(Records excerpted from a collection)
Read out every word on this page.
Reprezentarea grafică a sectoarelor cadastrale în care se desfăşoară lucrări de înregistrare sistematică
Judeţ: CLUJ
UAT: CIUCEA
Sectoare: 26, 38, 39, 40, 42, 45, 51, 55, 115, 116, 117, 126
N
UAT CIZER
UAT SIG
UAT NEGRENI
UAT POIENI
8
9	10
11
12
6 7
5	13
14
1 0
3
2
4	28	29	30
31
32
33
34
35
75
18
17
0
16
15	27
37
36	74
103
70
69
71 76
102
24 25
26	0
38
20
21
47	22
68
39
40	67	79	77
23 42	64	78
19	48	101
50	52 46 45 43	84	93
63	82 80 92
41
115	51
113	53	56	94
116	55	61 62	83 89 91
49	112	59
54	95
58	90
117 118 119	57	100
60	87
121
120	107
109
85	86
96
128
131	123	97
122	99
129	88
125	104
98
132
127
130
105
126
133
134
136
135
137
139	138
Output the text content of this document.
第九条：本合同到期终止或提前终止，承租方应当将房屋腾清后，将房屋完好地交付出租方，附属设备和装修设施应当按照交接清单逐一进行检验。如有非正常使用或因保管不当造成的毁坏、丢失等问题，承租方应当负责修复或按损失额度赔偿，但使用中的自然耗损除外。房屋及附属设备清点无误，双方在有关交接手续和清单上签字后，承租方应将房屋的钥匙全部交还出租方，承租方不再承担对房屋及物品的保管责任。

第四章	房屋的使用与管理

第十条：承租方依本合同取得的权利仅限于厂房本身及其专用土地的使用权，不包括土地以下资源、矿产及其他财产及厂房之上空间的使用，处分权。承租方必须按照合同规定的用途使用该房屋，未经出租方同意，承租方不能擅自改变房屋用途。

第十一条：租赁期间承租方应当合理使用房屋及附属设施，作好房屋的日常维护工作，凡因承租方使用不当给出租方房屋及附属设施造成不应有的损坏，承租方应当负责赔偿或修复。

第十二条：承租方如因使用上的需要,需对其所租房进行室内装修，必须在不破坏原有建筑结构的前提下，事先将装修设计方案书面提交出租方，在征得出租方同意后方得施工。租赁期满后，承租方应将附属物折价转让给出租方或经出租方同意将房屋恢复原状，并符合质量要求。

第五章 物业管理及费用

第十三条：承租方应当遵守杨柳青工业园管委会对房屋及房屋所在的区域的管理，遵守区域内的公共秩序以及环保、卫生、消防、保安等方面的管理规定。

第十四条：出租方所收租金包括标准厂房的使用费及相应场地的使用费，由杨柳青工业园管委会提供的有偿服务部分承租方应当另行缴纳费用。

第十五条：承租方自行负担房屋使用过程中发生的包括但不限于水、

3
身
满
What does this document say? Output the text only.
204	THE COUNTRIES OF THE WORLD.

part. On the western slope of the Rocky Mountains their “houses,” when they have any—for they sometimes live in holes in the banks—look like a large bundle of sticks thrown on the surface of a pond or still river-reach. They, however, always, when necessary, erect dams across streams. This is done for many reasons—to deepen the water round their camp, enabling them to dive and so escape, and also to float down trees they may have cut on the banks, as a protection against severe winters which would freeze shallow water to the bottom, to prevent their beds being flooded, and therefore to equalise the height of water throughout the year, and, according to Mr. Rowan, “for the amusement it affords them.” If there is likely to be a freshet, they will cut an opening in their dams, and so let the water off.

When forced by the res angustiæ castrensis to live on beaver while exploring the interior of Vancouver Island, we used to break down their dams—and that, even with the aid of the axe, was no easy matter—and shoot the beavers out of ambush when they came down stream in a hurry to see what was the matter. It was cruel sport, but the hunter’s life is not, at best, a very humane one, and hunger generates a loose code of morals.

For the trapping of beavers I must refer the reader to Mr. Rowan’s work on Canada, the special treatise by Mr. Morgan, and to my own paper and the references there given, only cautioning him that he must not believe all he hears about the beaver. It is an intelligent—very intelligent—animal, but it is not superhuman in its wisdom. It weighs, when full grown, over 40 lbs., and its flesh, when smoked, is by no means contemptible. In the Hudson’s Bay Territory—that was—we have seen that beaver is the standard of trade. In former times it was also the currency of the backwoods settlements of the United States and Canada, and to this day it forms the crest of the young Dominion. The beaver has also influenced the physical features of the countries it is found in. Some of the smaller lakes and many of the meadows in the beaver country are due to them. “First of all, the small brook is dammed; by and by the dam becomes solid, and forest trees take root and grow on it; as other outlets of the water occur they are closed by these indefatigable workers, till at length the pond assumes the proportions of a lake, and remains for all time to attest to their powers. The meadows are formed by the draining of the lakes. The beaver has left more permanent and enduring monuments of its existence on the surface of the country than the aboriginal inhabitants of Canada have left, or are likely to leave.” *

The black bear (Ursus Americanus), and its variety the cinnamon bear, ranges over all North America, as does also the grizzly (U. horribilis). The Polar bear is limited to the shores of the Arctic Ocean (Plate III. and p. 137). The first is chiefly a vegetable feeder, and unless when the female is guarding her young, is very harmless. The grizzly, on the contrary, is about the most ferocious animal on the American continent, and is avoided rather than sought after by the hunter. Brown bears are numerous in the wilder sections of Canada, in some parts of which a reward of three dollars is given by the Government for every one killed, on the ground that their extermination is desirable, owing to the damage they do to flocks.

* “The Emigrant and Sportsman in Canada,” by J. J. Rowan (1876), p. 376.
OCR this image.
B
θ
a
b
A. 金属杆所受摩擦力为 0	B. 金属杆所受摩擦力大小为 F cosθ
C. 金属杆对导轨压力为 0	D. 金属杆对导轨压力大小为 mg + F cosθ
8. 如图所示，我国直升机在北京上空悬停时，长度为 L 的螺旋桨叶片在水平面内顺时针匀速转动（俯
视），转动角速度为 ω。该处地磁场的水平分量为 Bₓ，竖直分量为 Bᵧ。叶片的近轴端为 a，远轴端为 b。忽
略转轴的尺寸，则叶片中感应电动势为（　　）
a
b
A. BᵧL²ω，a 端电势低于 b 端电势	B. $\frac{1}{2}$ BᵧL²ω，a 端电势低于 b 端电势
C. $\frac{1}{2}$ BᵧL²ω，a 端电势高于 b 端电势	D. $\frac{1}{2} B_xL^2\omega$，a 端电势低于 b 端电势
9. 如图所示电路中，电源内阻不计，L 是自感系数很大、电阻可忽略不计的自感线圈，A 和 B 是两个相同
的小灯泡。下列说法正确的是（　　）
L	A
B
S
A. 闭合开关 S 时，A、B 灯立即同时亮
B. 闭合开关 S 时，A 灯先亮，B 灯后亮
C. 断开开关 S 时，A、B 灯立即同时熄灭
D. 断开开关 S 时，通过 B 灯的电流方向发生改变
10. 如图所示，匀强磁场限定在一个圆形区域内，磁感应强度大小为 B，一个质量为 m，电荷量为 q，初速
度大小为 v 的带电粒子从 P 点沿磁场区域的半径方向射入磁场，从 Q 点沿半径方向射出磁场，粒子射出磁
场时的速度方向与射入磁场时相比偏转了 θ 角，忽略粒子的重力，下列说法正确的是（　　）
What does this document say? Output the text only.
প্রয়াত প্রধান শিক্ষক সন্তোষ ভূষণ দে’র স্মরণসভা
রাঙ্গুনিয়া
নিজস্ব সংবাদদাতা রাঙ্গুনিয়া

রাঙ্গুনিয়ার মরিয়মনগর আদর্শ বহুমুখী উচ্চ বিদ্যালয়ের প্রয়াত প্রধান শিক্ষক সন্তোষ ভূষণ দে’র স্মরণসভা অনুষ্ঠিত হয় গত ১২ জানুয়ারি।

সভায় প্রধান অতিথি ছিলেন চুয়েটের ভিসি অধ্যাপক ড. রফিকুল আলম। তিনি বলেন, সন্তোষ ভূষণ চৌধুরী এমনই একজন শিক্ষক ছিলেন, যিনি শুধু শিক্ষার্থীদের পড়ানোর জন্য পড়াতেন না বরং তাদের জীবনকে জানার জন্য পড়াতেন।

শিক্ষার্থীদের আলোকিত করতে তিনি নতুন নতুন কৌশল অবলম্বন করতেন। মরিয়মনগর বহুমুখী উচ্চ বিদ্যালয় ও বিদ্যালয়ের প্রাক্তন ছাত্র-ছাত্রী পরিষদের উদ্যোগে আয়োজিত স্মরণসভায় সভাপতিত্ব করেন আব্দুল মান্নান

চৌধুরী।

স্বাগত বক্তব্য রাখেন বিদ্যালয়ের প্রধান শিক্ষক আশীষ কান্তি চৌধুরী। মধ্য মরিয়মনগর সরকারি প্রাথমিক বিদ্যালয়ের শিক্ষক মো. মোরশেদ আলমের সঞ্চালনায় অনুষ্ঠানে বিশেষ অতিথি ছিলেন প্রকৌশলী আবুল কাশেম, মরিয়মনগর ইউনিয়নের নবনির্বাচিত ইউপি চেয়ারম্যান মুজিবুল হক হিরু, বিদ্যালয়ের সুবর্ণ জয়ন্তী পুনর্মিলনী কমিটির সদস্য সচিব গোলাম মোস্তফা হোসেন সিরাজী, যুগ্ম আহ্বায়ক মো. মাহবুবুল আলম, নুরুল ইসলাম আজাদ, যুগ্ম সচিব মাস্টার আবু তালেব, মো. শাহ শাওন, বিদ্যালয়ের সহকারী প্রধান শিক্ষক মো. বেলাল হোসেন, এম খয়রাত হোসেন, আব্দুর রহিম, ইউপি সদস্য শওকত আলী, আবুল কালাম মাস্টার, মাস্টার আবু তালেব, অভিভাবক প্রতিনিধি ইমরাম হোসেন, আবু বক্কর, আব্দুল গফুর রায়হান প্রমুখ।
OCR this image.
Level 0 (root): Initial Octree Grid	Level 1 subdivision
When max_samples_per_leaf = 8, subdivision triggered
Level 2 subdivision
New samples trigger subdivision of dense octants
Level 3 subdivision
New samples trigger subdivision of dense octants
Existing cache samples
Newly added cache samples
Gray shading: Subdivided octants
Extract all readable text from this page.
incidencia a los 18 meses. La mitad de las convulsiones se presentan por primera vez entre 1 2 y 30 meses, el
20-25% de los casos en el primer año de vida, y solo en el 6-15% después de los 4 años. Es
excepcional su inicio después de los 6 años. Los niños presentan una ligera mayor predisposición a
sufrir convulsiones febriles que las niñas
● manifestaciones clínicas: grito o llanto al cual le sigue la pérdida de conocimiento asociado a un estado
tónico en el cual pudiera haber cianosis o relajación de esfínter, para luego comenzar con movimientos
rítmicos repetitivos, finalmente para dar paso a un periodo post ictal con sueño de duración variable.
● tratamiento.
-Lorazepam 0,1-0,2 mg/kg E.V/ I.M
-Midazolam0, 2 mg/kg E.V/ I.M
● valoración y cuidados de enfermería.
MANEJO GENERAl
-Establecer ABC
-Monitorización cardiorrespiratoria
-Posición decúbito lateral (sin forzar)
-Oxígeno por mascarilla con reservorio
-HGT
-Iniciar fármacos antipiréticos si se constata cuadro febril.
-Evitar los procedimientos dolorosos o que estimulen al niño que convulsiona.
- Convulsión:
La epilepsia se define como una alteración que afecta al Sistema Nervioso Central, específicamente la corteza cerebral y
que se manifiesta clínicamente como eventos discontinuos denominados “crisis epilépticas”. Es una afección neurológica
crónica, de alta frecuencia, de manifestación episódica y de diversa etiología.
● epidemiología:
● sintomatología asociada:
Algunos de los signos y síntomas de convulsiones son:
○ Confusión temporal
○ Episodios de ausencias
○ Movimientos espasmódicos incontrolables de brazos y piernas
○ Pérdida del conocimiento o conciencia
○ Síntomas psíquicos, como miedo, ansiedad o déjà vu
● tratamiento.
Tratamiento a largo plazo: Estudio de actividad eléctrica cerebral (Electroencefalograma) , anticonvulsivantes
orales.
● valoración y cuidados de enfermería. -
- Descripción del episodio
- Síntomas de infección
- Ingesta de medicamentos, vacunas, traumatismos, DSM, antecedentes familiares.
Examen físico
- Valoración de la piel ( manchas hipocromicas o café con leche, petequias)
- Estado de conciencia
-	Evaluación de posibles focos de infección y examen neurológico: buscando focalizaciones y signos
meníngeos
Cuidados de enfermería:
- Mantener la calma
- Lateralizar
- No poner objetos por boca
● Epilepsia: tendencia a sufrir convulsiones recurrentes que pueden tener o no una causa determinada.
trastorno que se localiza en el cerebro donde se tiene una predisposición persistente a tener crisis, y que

> [WHAT IS NEEDED]: Using the entries above, return each line in which the word "predisposición" occurs.

> [CORRECT RESULT]:
excepcional su inicio después de los 6 años. Los niños presentan una ligera mayor predisposición a
trastorno que se localiza en el cerebro donde se tiene una predisposición persistente a tener crisis, y que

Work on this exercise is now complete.